All the data below goes into the copy word for word, but the pictures don't.
---------- THE DATA ----------
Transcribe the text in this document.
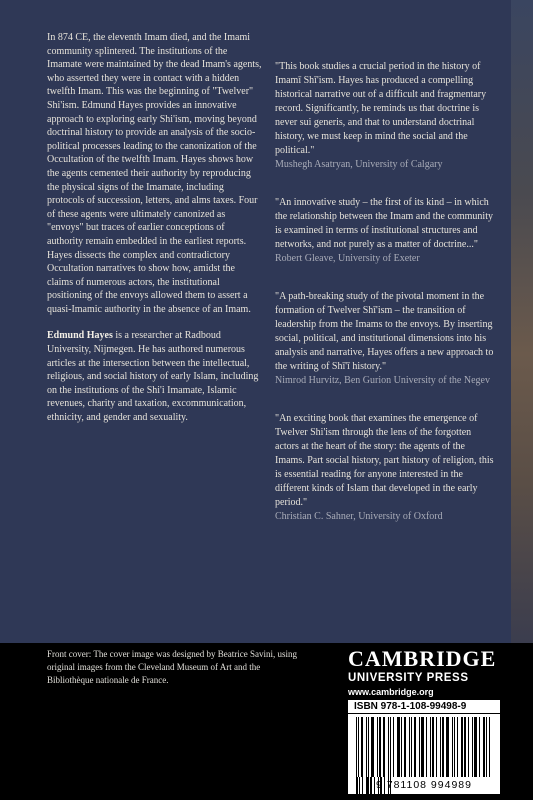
In 874 CE, the eleventh Imam died, and the Imami community splintered. The institutions of the Imamate were maintained by the dead Imam's agents, who asserted they were in contact with a hidden twelfth Imam. This was the beginning of "Twelver" Shi'ism. Edmund Hayes provides an innovative approach to exploring early Shi'ism, moving beyond doctrinal history to provide an analysis of the socio-political processes leading to the canonization of the Occultation of the twelfth Imam. Hayes shows how the agents cemented their authority by reproducing the physical signs of the Imamate, including protocols of succession, letters, and alms taxes. Four of these agents were ultimately canonized as "envoys" but traces of earlier conceptions of authority remain embedded in the earliest reports. Hayes dissects the complex and contradictory Occultation narratives to show how, amidst the claims of numerous actors, the institutional positioning of the envoys allowed them to assert a quasi-Imamic authority in the absence of an Imam.

Edmund Hayes is a researcher at Radboud University, Nijmegen. He has authored numerous articles at the intersection between the intellectual, religious, and social history of early Islam, including on the institutions of the Shi'i Imamate, Islamic revenues, charity and taxation, excommunication, ethnicity, and gender and sexuality.

"This book studies a crucial period in the history of Imamī Shī'ism. Hayes has produced a compelling historical narrative out of a difficult and fragmentary record. Significantly, he reminds us that doctrine is never sui generis, and that to understand doctrinal history, we must keep in mind the social and the political."

Mushegh Asatryan, University of Calgary

"An innovative study – the first of its kind – in which the relationship between the Imam and the community is examined in terms of institutional structures and networks, and not purely as a matter of doctrine..."

Robert Gleave, University of Exeter

"A path-breaking study of the pivotal moment in the formation of Twelver Shī'ism – the transition of leadership from the Imams to the envoys. By inserting social, political, and institutional dimensions into his analysis and narrative, Hayes offers a new approach to the writing of Shī'ī history."

Nimrod Hurvitz, Ben Gurion University of the Negev

"An exciting book that examines the emergence of Twelver Shi'ism through the lens of the forgotten actors at the heart of the story: the agents of the Imams. Part social history, part history of religion, this is essential reading for anyone interested in the different kinds of Islam that developed in the early period."

Christian C. Sahner, University of Oxford

Front cover: The cover image was designed by Beatrice Savini, using original images from the Cleveland Museum of Art and the Bibliothèque nationale de France.
CAMBRIDGE
UNIVERSITY PRESS
www.cambridge.org
ISBN 978-1-108-99498-9
9 781108 994989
----------
[TASK SOLUTION]
Transcribe the text in this document.
In 874 CE, the eleventh Imam died, and the Imami community splintered. The institutions of the Imamate were maintained by the dead Imam's agents, who asserted they were in contact with a hidden twelfth Imam. This was the beginning of "Twelver" Shi'ism. Edmund Hayes provides an innovative approach to exploring early Shi'ism, moving beyond doctrinal history to provide an analysis of the socio-political processes leading to the canonization of the Occultation of the twelfth Imam. Hayes shows how the agents cemented their authority by reproducing the physical signs of the Imamate, including protocols of succession, letters, and alms taxes. Four of these agents were ultimately canonized as "envoys" but traces of earlier conceptions of authority remain embedded in the earliest reports. Hayes dissects the complex and contradictory Occultation narratives to show how, amidst the claims of numerous actors, the institutional positioning of the envoys allowed them to assert a quasi-Imamic authority in the absence of an Imam.

Edmund Hayes is a researcher at Radboud University, Nijmegen. He has authored numerous articles at the intersection between the intellectual, religious, and social history of early Islam, including on the institutions of the Shi'i Imamate, Islamic revenues, charity and taxation, excommunication, ethnicity, and gender and sexuality.

"This book studies a crucial period in the history of Imamī Shī'ism. Hayes has produced a compelling historical narrative out of a difficult and fragmentary record. Significantly, he reminds us that doctrine is never sui generis, and that to understand doctrinal history, we must keep in mind the social and the political."

Mushegh Asatryan, University of Calgary

"An innovative study – the first of its kind – in which the relationship between the Imam and the community is examined in terms of institutional structures and networks, and not purely as a matter of doctrine..."

Robert Gleave, University of Exeter

"A path-breaking study of the pivotal moment in the formation of Twelver Shī'ism – the transition of leadership from the Imams to the envoys. By inserting social, political, and institutional dimensions into his analysis and narrative, Hayes offers a new approach to the writing of Shī'ī history."

Nimrod Hurvitz, Ben Gurion University of the Negev

"An exciting book that examines the emergence of Twelver Shi'ism through the lens of the forgotten actors at the heart of the story: the agents of the Imams. Part social history, part history of religion, this is essential reading for anyone interested in the different kinds of Islam that developed in the early period."

Christian C. Sahner, University of Oxford

Front cover: The cover image was designed by Beatrice Savini, using original images from the Cleveland Museum of Art and the Bibliothèque nationale de France.
CAMBRIDGE
UNIVERSITY PRESS
www.cambridge.org
ISBN 978-1-108-99498-9
9 781108 994989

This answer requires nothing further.